>> begin GIVEN DATA
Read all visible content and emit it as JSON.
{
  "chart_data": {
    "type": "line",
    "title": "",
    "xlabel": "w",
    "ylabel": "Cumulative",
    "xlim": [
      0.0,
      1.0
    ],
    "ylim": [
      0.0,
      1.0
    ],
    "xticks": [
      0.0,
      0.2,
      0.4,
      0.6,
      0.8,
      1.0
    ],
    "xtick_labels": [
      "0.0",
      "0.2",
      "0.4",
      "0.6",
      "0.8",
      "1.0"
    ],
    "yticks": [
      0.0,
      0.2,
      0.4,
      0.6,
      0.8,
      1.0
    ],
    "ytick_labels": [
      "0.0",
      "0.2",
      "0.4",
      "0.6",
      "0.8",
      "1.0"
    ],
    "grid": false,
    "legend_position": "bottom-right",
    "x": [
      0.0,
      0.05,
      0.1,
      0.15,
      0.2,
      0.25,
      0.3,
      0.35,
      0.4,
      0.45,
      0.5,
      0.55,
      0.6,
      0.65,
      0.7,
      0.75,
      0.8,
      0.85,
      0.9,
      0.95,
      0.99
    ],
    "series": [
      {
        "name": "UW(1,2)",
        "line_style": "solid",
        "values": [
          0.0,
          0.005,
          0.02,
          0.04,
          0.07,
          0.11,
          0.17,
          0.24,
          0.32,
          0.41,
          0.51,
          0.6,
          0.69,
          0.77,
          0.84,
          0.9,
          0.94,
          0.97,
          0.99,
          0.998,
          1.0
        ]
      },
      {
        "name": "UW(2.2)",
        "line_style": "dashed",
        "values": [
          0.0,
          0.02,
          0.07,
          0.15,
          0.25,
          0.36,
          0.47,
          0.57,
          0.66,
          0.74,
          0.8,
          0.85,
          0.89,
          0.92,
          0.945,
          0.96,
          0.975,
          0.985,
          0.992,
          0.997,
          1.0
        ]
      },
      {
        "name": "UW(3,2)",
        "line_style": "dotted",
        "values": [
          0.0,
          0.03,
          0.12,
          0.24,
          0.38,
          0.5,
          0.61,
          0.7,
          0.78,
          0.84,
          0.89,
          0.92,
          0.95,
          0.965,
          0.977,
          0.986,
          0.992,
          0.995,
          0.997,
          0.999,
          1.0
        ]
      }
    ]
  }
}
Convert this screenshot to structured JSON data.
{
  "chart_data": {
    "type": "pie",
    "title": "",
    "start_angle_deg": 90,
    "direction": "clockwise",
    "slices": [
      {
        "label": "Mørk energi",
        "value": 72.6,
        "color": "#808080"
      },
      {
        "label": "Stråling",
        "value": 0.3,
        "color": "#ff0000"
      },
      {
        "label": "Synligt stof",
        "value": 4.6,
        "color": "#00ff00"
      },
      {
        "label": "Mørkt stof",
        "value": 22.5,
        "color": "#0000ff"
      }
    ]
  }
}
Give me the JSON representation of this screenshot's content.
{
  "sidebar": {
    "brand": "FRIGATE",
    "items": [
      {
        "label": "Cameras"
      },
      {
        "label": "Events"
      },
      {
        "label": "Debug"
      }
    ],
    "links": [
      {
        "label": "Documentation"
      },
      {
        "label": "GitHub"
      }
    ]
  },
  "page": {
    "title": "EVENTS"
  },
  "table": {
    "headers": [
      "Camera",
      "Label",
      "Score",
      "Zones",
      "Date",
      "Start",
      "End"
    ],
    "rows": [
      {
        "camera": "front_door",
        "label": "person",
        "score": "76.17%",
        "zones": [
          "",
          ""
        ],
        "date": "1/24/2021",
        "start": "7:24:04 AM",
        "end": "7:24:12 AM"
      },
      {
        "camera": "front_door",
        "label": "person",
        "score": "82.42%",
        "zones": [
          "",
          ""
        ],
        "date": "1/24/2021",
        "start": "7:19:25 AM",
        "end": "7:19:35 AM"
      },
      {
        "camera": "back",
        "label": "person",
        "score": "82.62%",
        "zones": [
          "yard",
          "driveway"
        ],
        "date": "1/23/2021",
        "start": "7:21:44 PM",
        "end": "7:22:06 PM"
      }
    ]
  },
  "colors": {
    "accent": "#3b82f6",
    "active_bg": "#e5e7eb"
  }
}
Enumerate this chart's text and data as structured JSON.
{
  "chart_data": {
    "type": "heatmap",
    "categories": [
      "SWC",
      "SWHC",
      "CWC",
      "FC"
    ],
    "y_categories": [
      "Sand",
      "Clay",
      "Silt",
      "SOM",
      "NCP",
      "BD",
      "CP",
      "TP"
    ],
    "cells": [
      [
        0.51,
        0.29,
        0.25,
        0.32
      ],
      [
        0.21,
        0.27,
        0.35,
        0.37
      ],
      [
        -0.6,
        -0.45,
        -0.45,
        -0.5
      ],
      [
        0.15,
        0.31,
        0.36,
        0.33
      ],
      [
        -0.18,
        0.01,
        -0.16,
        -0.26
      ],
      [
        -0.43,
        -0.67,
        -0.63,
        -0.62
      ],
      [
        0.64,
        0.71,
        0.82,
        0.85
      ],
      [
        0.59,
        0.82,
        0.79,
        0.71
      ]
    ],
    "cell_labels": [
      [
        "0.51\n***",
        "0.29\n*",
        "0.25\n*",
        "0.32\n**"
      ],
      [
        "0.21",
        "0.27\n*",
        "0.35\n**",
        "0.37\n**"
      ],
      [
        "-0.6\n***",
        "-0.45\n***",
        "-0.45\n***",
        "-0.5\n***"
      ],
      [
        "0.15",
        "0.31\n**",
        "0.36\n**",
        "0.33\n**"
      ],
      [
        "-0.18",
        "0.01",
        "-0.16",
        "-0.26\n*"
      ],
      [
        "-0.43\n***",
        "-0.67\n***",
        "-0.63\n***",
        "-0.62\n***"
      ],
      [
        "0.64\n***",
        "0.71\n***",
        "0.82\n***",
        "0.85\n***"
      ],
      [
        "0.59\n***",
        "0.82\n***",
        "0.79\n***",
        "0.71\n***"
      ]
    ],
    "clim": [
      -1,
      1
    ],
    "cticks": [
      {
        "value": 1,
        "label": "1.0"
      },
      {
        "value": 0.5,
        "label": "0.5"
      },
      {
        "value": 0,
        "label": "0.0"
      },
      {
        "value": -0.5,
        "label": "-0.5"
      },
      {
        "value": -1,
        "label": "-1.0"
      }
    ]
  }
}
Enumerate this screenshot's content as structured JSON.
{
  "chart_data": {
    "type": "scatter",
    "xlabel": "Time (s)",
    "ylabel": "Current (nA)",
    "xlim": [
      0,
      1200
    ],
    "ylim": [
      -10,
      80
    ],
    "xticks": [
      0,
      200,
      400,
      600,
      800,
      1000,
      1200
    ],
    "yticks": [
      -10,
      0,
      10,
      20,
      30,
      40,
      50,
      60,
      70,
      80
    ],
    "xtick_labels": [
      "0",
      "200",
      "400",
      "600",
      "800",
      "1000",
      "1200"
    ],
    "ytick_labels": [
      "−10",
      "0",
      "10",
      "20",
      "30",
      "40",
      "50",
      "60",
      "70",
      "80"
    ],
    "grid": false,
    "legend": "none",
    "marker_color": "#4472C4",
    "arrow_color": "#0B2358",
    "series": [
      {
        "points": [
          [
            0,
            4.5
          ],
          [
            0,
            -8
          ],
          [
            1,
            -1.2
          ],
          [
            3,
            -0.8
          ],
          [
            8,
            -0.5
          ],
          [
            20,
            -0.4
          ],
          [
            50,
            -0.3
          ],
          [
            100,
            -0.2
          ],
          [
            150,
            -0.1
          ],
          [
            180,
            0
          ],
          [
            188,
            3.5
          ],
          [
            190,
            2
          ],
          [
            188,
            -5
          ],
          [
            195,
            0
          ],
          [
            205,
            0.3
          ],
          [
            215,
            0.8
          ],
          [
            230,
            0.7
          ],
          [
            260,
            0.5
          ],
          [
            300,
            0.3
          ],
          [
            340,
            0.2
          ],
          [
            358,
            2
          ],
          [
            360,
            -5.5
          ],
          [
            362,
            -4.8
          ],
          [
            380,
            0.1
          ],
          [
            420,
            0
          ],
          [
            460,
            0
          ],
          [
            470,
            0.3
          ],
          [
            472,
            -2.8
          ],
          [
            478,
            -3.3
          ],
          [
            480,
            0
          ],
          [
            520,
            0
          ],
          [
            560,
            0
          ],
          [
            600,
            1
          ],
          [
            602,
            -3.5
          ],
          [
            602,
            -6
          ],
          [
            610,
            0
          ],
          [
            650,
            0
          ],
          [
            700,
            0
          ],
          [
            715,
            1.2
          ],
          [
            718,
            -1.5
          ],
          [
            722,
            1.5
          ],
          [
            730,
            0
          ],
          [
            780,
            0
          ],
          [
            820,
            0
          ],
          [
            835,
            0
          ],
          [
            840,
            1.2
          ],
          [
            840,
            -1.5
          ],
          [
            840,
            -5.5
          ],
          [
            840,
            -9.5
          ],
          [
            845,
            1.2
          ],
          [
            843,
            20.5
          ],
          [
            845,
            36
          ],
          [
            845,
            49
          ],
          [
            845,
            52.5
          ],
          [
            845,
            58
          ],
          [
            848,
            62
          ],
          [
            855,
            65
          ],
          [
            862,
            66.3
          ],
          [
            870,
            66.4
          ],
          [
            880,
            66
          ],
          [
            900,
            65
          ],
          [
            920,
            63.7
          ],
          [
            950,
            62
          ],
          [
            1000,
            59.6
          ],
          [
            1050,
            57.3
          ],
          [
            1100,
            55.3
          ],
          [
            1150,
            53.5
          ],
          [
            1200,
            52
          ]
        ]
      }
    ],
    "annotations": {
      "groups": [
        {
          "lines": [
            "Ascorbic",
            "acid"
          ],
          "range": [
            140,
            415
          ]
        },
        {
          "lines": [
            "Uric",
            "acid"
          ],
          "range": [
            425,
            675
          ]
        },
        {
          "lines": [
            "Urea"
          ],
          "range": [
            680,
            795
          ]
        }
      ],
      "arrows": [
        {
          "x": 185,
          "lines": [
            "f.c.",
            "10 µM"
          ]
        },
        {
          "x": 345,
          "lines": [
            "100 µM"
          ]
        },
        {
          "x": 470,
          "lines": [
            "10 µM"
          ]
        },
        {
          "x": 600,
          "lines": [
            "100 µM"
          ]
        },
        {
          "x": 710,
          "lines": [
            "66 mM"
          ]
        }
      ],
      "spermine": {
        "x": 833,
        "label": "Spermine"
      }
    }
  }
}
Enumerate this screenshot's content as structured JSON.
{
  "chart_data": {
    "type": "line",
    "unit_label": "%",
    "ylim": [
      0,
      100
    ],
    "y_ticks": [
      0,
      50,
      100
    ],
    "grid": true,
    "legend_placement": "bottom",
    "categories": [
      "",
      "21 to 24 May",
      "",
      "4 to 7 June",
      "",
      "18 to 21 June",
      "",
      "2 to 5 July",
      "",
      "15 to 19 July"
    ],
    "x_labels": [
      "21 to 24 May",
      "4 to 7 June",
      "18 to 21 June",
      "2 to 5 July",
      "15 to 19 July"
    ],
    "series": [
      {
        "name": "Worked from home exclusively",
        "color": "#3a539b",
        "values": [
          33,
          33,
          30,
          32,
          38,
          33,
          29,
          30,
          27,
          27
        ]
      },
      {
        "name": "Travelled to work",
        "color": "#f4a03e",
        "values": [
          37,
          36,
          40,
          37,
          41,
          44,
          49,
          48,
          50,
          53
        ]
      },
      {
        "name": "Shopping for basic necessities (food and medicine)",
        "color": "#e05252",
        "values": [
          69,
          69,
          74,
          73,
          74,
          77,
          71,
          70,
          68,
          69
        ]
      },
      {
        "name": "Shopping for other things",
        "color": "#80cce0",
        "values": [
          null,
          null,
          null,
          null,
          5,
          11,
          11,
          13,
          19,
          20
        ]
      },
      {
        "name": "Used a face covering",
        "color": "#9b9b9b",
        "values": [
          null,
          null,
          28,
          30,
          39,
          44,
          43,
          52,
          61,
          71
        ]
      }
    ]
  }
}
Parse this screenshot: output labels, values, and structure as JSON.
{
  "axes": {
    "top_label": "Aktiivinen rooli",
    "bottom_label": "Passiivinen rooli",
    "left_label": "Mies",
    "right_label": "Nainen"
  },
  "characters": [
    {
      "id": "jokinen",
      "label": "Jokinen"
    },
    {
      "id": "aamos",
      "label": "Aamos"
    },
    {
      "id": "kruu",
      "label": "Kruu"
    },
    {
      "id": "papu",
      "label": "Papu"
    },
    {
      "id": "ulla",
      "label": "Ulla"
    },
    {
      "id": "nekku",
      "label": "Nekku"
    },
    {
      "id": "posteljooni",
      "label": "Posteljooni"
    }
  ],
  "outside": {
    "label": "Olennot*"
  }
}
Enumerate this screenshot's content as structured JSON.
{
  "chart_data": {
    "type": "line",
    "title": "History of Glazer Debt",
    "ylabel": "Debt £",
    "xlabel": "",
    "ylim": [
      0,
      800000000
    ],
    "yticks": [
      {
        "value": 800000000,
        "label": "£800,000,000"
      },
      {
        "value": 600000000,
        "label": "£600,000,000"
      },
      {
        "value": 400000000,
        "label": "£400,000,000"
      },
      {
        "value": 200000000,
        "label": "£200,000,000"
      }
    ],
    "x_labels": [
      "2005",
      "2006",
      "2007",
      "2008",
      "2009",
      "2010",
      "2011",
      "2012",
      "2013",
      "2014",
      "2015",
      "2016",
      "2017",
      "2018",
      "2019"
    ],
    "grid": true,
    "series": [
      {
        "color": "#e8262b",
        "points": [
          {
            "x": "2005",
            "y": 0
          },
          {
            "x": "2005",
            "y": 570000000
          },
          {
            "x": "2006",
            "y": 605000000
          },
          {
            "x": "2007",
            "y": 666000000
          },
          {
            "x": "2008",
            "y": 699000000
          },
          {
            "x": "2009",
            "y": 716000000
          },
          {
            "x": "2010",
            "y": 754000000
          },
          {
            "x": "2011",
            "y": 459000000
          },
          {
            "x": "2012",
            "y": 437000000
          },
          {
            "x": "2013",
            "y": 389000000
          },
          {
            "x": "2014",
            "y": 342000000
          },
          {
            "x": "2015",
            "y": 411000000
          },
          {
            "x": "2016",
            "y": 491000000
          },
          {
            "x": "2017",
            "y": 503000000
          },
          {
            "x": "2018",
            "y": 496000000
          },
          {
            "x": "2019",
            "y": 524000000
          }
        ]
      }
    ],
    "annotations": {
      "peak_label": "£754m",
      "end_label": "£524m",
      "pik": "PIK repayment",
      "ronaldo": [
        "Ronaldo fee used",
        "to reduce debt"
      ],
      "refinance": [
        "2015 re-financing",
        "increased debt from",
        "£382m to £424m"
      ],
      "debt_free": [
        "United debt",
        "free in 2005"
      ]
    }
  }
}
>> end GIVEN DATA
**AIM OF THE TASK**
Extract each line from the listing that holds the word "Shopping".

**WORKED SOLUTION**
        "name": "Shopping for basic necessities (food and medicine)",
        "name": "Shopping for other things",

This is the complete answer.